### WHAT THE TASK REQUIRES
Extract the entries in their exact form.
[Start of DATASET ENTRIES]
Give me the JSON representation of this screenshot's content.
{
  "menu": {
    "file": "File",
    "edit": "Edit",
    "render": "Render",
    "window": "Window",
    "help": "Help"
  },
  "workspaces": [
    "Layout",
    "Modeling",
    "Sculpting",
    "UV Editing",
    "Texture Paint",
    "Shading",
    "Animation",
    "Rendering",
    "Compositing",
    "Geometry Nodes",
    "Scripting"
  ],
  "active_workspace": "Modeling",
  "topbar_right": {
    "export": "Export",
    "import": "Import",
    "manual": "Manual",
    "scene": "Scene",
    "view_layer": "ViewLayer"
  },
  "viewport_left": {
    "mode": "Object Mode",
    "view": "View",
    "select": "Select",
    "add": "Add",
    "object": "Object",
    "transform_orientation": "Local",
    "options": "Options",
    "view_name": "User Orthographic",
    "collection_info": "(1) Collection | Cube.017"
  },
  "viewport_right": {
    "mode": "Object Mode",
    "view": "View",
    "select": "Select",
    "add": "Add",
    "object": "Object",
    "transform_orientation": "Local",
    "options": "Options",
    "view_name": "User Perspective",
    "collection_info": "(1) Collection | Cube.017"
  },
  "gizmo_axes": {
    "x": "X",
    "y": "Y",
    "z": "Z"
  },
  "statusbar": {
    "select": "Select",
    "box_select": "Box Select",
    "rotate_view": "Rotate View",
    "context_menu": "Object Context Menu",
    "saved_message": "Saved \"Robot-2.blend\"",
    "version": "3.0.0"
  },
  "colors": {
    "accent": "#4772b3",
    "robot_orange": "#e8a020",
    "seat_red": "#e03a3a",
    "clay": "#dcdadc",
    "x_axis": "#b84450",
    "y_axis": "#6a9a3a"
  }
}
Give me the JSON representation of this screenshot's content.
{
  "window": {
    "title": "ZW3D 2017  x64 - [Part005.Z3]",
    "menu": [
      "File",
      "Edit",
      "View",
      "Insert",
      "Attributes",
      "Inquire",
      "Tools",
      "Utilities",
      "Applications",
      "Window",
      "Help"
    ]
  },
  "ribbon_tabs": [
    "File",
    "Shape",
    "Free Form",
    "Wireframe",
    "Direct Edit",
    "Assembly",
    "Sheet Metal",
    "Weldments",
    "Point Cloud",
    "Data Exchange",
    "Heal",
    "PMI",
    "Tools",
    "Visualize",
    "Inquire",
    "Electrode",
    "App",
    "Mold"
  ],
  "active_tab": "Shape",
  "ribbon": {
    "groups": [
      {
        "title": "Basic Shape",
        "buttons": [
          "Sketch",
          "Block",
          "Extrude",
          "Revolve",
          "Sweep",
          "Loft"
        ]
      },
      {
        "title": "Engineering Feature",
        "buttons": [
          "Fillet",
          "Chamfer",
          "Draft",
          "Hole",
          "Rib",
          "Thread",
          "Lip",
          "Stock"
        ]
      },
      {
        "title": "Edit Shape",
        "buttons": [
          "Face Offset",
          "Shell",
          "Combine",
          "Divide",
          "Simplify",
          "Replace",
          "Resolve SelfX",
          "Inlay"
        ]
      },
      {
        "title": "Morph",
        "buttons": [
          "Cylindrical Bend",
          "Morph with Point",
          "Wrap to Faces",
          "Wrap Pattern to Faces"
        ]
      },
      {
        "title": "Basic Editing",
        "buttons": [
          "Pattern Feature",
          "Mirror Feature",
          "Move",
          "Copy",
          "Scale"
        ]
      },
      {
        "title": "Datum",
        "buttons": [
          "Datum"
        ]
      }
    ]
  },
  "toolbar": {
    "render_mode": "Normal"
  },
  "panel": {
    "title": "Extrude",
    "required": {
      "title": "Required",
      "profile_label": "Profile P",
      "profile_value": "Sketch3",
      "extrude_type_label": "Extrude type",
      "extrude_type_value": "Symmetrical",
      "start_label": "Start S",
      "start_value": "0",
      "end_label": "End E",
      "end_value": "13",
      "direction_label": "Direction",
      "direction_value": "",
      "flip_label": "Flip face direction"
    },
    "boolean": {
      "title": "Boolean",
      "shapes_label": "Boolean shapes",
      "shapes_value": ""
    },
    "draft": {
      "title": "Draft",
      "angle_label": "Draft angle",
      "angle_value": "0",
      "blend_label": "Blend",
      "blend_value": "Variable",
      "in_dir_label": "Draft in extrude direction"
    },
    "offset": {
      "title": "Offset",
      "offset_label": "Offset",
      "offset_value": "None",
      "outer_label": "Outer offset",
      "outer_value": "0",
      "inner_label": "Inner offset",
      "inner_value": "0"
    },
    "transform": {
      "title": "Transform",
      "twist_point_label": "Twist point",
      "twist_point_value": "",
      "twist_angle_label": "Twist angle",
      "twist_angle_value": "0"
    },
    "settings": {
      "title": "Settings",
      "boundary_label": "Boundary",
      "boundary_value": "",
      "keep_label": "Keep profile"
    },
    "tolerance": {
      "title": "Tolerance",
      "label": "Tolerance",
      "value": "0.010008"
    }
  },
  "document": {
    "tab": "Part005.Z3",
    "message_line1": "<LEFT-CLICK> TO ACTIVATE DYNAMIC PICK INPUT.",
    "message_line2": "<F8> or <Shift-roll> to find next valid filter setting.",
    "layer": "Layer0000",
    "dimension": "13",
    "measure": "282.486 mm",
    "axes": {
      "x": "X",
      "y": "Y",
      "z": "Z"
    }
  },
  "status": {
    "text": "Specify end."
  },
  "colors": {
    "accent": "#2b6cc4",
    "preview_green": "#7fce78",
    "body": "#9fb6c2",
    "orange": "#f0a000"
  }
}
[End of DATASET ENTRIES]
### ANSWER
Give me the JSON representation of this screenshot's content.
{
  "menu": {
    "file": "File",
    "edit": "Edit",
    "render": "Render",
    "window": "Window",
    "help": "Help"
  },
  "workspaces": [
    "Layout",
    "Modeling",
    "Sculpting",
    "UV Editing",
    "Texture Paint",
    "Shading",
    "Animation",
    "Rendering",
    "Compositing",
    "Geometry Nodes",
    "Scripting"
  ],
  "active_workspace": "Modeling",
  "topbar_right": {
    "export": "Export",
    "import": "Import",
    "manual": "Manual",
    "scene": "Scene",
    "view_layer": "ViewLayer"
  },
  "viewport_left": {
    "mode": "Object Mode",
    "view": "View",
    "select": "Select",
    "add": "Add",
    "object": "Object",
    "transform_orientation": "Local",
    "options": "Options",
    "view_name": "User Orthographic",
    "collection_info": "(1) Collection | Cube.017"
  },
  "viewport_right": {
    "mode": "Object Mode",
    "view": "View",
    "select": "Select",
    "add": "Add",
    "object": "Object",
    "transform_orientation": "Local",
    "options": "Options",
    "view_name": "User Perspective",
    "collection_info": "(1) Collection | Cube.017"
  },
  "gizmo_axes": {
    "x": "X",
    "y": "Y",
    "z": "Z"
  },
  "statusbar": {
    "select": "Select",
    "box_select": "Box Select",
    "rotate_view": "Rotate View",
    "context_menu": "Object Context Menu",
    "saved_message": "Saved \"Robot-2.blend\"",
    "version": "3.0.0"
  },
  "colors": {
    "accent": "#4772b3",
    "robot_orange": "#e8a020",
    "seat_red": "#e03a3a",
    "clay": "#dcdadc",
    "x_axis": "#b84450",
    "y_axis": "#6a9a3a"
  }
}
Give me the JSON representation of this screenshot's content.
{
  "window": {
    "title": "ZW3D 2017  x64 - [Part005.Z3]",
    "menu": [
      "File",
      "Edit",
      "View",
      "Insert",
      "Attributes",
      "Inquire",
      "Tools",
      "Utilities",
      "Applications",
      "Window",
      "Help"
    ]
  },
  "ribbon_tabs": [
    "File",
    "Shape",
    "Free Form",
    "Wireframe",
    "Direct Edit",
    "Assembly",
    "Sheet Metal",
    "Weldments",
    "Point Cloud",
    "Data Exchange",
    "Heal",
    "PMI",
    "Tools",
    "Visualize",
    "Inquire",
    "Electrode",
    "App",
    "Mold"
  ],
  "active_tab": "Shape",
  "ribbon": {
    "groups": [
      {
        "title": "Basic Shape",
        "buttons": [
          "Sketch",
          "Block",
          "Extrude",
          "Revolve",
          "Sweep",
          "Loft"
        ]
      },
      {
        "title": "Engineering Feature",
        "buttons": [
          "Fillet",
          "Chamfer",
          "Draft",
          "Hole",
          "Rib",
          "Thread",
          "Lip",
          "Stock"
        ]
      },
      {
        "title": "Edit Shape",
        "buttons": [
          "Face Offset",
          "Shell",
          "Combine",
          "Divide",
          "Simplify",
          "Replace",
          "Resolve SelfX",
          "Inlay"
        ]
      },
      {
        "title": "Morph",
        "buttons": [
          "Cylindrical Bend",
          "Morph with Point",
          "Wrap to Faces",
          "Wrap Pattern to Faces"
        ]
      },
      {
        "title": "Basic Editing",
        "buttons": [
          "Pattern Feature",
          "Mirror Feature",
          "Move",
          "Copy",
          "Scale"
        ]
      },
      {
        "title": "Datum",
        "buttons": [
          "Datum"
        ]
      }
    ]
  },
  "toolbar": {
    "render_mode": "Normal"
  },
  "panel": {
    "title": "Extrude",
    "required": {
      "title": "Required",
      "profile_label": "Profile P",
      "profile_value": "Sketch3",
      "extrude_type_label": "Extrude type",
      "extrude_type_value": "Symmetrical",
      "start_label": "Start S",
      "start_value": "0",
      "end_label": "End E",
      "end_value": "13",
      "direction_label": "Direction",
      "direction_value": "",
      "flip_label": "Flip face direction"
    },
    "boolean": {
      "title": "Boolean",
      "shapes_label": "Boolean shapes",
      "shapes_value": ""
    },
    "draft": {
      "title": "Draft",
      "angle_label": "Draft angle",
      "angle_value": "0",
      "blend_label": "Blend",
      "blend_value": "Variable",
      "in_dir_label": "Draft in extrude direction"
    },
    "offset": {
      "title": "Offset",
      "offset_label": "Offset",
      "offset_value": "None",
      "outer_label": "Outer offset",
      "outer_value": "0",
      "inner_label": "Inner offset",
      "inner_value": "0"
    },
    "transform": {
      "title": "Transform",
      "twist_point_label": "Twist point",
      "twist_point_value": "",
      "twist_angle_label": "Twist angle",
      "twist_angle_value": "0"
    },
    "settings": {
      "title": "Settings",
      "boundary_label": "Boundary",
      "boundary_value": "",
      "keep_label": "Keep profile"
    },
    "tolerance": {
      "title": "Tolerance",
      "label": "Tolerance",
      "value": "0.010008"
    }
  },
  "document": {
    "tab": "Part005.Z3",
    "message_line1": "<LEFT-CLICK> TO ACTIVATE DYNAMIC PICK INPUT.",
    "message_line2": "<F8> or <Shift-roll> to find next valid filter setting.",
    "layer": "Layer0000",
    "dimension": "13",
    "measure": "282.486 mm",
    "axes": {
      "x": "X",
      "y": "Y",
      "z": "Z"
    }
  },
  "status": {
    "text": "Specify end."
  },
  "colors": {
    "accent": "#2b6cc4",
    "preview_green": "#7fce78",
    "body": "#9fb6c2",
    "orange": "#f0a000"
  }
}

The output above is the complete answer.